Job.
Copy out all of the data below with no alterations.

Items.
## Begin

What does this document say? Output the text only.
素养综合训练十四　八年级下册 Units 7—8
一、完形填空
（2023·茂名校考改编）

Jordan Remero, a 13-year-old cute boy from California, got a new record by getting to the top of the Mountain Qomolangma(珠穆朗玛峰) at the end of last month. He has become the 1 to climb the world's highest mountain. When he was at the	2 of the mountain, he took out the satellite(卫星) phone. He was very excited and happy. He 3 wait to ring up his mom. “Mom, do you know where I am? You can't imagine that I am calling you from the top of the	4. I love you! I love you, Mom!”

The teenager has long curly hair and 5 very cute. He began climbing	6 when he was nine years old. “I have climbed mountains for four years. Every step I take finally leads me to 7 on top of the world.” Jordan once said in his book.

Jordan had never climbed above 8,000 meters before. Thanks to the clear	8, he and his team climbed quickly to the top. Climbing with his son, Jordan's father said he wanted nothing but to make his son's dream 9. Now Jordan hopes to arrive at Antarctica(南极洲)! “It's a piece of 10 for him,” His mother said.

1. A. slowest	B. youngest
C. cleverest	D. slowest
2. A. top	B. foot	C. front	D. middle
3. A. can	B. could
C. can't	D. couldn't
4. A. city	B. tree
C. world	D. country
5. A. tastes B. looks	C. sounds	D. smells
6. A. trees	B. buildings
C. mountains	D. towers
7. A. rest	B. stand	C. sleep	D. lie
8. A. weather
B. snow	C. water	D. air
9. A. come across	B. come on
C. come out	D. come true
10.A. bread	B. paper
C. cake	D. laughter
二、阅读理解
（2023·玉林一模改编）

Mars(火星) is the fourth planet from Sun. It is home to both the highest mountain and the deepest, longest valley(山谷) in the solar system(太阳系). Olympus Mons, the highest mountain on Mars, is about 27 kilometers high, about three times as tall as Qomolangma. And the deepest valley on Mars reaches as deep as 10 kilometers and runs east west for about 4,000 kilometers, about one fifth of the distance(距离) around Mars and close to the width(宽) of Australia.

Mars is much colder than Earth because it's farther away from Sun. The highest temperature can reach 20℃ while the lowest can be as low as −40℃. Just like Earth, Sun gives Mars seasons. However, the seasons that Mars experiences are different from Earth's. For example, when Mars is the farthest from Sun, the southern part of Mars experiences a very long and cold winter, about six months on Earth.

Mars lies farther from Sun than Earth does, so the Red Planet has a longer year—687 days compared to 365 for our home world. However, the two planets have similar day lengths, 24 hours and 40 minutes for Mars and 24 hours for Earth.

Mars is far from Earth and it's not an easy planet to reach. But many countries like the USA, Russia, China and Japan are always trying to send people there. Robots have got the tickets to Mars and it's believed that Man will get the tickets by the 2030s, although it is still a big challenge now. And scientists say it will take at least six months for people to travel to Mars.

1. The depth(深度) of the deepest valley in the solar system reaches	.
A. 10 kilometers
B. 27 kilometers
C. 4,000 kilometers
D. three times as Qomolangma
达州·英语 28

## End

Right answer.
What does this document say? Output the text only.
素养综合训练十四　八年级下册 Units 7—8
一、完形填空
（2023·茂名校考改编）

Jordan Remero, a 13-year-old cute boy from California, got a new record by getting to the top of the Mountain Qomolangma(珠穆朗玛峰) at the end of last month. He has become the 1 to climb the world's highest mountain. When he was at the	2 of the mountain, he took out the satellite(卫星) phone. He was very excited and happy. He 3 wait to ring up his mom. “Mom, do you know where I am? You can't imagine that I am calling you from the top of the	4. I love you! I love you, Mom!”

The teenager has long curly hair and 5 very cute. He began climbing	6 when he was nine years old. “I have climbed mountains for four years. Every step I take finally leads me to 7 on top of the world.” Jordan once said in his book.

Jordan had never climbed above 8,000 meters before. Thanks to the clear	8, he and his team climbed quickly to the top. Climbing with his son, Jordan's father said he wanted nothing but to make his son's dream 9. Now Jordan hopes to arrive at Antarctica(南极洲)! “It's a piece of 10 for him,” His mother said.

1. A. slowest	B. youngest
C. cleverest	D. slowest
2. A. top	B. foot	C. front	D. middle
3. A. can	B. could
C. can't	D. couldn't
4. A. city	B. tree
C. world	D. country
5. A. tastes B. looks	C. sounds	D. smells
6. A. trees	B. buildings
C. mountains	D. towers
7. A. rest	B. stand	C. sleep	D. lie
8. A. weather
B. snow	C. water	D. air
9. A. come across	B. come on
C. come out	D. come true
10.A. bread	B. paper
C. cake	D. laughter
二、阅读理解
（2023·玉林一模改编）

Mars(火星) is the fourth planet from Sun. It is home to both the highest mountain and the deepest, longest valley(山谷) in the solar system(太阳系). Olympus Mons, the highest mountain on Mars, is about 27 kilometers high, about three times as tall as Qomolangma. And the deepest valley on Mars reaches as deep as 10 kilometers and runs east west for about 4,000 kilometers, about one fifth of the distance(距离) around Mars and close to the width(宽) of Australia.

Mars is much colder than Earth because it's farther away from Sun. The highest temperature can reach 20℃ while the lowest can be as low as −40℃. Just like Earth, Sun gives Mars seasons. However, the seasons that Mars experiences are different from Earth's. For example, when Mars is the farthest from Sun, the southern part of Mars experiences a very long and cold winter, about six months on Earth.

Mars lies farther from Sun than Earth does, so the Red Planet has a longer year—687 days compared to 365 for our home world. However, the two planets have similar day lengths, 24 hours and 40 minutes for Mars and 24 hours for Earth.

Mars is far from Earth and it's not an easy planet to reach. But many countries like the USA, Russia, China and Japan are always trying to send people there. Robots have got the tickets to Mars and it's believed that Man will get the tickets by the 2030s, although it is still a big challenge now. And scientists say it will take at least six months for people to travel to Mars.

1. The depth(深度) of the deepest valley in the solar system reaches	.
A. 10 kilometers
B. 27 kilometers
C. 4,000 kilometers
D. three times as Qomolangma
达州·英语 28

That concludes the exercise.